= Task objective =
Write the records out again, keeping each line exactly as it is.

= Exercise input =
==================================================

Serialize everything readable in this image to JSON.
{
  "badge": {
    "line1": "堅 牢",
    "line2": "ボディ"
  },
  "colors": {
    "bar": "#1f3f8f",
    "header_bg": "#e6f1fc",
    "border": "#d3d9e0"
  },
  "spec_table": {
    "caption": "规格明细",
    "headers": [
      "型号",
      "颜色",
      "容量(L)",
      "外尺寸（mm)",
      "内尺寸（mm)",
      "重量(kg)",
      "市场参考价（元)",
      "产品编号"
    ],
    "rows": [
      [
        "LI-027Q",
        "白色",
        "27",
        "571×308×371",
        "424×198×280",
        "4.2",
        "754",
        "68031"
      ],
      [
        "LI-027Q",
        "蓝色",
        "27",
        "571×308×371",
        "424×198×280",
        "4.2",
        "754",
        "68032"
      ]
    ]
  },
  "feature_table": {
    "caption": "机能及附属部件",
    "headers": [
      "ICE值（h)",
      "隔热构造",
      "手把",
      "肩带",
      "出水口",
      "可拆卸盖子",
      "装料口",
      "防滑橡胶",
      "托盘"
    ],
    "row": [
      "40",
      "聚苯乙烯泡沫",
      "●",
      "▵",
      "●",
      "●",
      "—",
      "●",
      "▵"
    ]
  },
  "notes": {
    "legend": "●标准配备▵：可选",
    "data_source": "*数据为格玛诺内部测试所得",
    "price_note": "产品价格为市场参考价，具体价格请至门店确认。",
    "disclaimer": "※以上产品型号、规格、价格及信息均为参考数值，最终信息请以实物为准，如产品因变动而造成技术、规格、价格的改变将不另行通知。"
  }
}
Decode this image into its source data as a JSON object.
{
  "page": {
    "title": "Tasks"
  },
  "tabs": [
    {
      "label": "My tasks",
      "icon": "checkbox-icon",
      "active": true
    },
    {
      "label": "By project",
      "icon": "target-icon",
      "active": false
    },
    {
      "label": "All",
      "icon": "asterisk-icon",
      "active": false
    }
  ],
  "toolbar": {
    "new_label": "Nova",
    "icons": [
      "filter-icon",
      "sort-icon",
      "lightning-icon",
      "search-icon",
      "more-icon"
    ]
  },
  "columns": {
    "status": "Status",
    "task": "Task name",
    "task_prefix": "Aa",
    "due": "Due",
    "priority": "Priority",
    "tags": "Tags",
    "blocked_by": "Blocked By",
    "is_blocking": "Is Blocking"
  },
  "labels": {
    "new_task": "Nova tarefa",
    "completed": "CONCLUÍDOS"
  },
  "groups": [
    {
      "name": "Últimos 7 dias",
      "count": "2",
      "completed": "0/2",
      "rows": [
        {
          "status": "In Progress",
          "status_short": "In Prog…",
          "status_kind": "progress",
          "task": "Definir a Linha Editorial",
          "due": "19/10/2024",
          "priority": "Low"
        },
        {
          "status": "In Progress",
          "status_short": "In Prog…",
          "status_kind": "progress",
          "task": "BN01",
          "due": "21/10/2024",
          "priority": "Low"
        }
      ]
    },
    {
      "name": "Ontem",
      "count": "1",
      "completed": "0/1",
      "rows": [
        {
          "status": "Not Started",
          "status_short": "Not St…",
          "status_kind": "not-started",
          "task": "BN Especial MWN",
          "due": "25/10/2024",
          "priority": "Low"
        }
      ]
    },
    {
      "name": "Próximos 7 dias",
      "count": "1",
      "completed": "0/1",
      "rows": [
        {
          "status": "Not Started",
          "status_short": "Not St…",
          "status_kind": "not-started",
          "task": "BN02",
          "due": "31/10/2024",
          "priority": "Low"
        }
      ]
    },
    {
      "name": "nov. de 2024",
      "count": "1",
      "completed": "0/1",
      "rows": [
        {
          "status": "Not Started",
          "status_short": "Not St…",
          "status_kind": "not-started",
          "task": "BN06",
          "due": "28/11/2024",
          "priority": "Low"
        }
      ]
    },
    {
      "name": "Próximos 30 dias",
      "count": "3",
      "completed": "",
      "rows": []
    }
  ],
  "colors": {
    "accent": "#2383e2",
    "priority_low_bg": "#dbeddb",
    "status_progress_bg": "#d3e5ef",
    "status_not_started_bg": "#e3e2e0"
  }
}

==================================================

= Final result =
Serialize everything readable in this image to JSON.
{
  "badge": {
    "line1": "堅 牢",
    "line2": "ボディ"
  },
  "colors": {
    "bar": "#1f3f8f",
    "header_bg": "#e6f1fc",
    "border": "#d3d9e0"
  },
  "spec_table": {
    "caption": "规格明细",
    "headers": [
      "型号",
      "颜色",
      "容量(L)",
      "外尺寸（mm)",
      "内尺寸（mm)",
      "重量(kg)",
      "市场参考价（元)",
      "产品编号"
    ],
    "rows": [
      [
        "LI-027Q",
        "白色",
        "27",
        "571×308×371",
        "424×198×280",
        "4.2",
        "754",
        "68031"
      ],
      [
        "LI-027Q",
        "蓝色",
        "27",
        "571×308×371",
        "424×198×280",
        "4.2",
        "754",
        "68032"
      ]
    ]
  },
  "feature_table": {
    "caption": "机能及附属部件",
    "headers": [
      "ICE值（h)",
      "隔热构造",
      "手把",
      "肩带",
      "出水口",
      "可拆卸盖子",
      "装料口",
      "防滑橡胶",
      "托盘"
    ],
    "row": [
      "40",
      "聚苯乙烯泡沫",
      "●",
      "▵",
      "●",
      "●",
      "—",
      "●",
      "▵"
    ]
  },
  "notes": {
    "legend": "●标准配备▵：可选",
    "data_source": "*数据为格玛诺内部测试所得",
    "price_note": "产品价格为市场参考价，具体价格请至门店确认。",
    "disclaimer": "※以上产品型号、规格、价格及信息均为参考数值，最终信息请以实物为准，如产品因变动而造成技术、规格、价格的改变将不另行通知。"
  }
}
Decode this image into its source data as a JSON object.
{
  "page": {
    "title": "Tasks"
  },
  "tabs": [
    {
      "label": "My tasks",
      "icon": "checkbox-icon",
      "active": true
    },
    {
      "label": "By project",
      "icon": "target-icon",
      "active": false
    },
    {
      "label": "All",
      "icon": "asterisk-icon",
      "active": false
    }
  ],
  "toolbar": {
    "new_label": "Nova",
    "icons": [
      "filter-icon",
      "sort-icon",
      "lightning-icon",
      "search-icon",
      "more-icon"
    ]
  },
  "columns": {
    "status": "Status",
    "task": "Task name",
    "task_prefix": "Aa",
    "due": "Due",
    "priority": "Priority",
    "tags": "Tags",
    "blocked_by": "Blocked By",
    "is_blocking": "Is Blocking"
  },
  "labels": {
    "new_task": "Nova tarefa",
    "completed": "CONCLUÍDOS"
  },
  "groups": [
    {
      "name": "Últimos 7 dias",
      "count": "2",
      "completed": "0/2",
      "rows": [
        {
          "status": "In Progress",
          "status_short": "In Prog…",
          "status_kind": "progress",
          "task": "Definir a Linha Editorial",
          "due": "19/10/2024",
          "priority": "Low"
        },
        {
          "status": "In Progress",
          "status_short": "In Prog…",
          "status_kind": "progress",
          "task": "BN01",
          "due": "21/10/2024",
          "priority": "Low"
        }
      ]
    },
    {
      "name": "Ontem",
      "count": "1",
      "completed": "0/1",
      "rows": [
        {
          "status": "Not Started",
          "status_short": "Not St…",
          "status_kind": "not-started",
          "task": "BN Especial MWN",
          "due": "25/10/2024",
          "priority": "Low"
        }
      ]
    },
    {
      "name": "Próximos 7 dias",
      "count": "1",
      "completed": "0/1",
      "rows": [
        {
          "status": "Not Started",
          "status_short": "Not St…",
          "status_kind": "not-started",
          "task": "BN02",
          "due": "31/10/2024",
          "priority": "Low"
        }
      ]
    },
    {
      "name": "nov. de 2024",
      "count": "1",
      "completed": "0/1",
      "rows": [
        {
          "status": "Not Started",
          "status_short": "Not St…",
          "status_kind": "not-started",
          "task": "BN06",
          "due": "28/11/2024",
          "priority": "Low"
        }
      ]
    },
    {
      "name": "Próximos 30 dias",
      "count": "3",
      "completed": "",
      "rows": []
    }
  ],
  "colors": {
    "accent": "#2383e2",
    "priority_low_bg": "#dbeddb",
    "status_progress_bg": "#d3e5ef",
    "status_not_started_bg": "#e3e2e0"
  }
}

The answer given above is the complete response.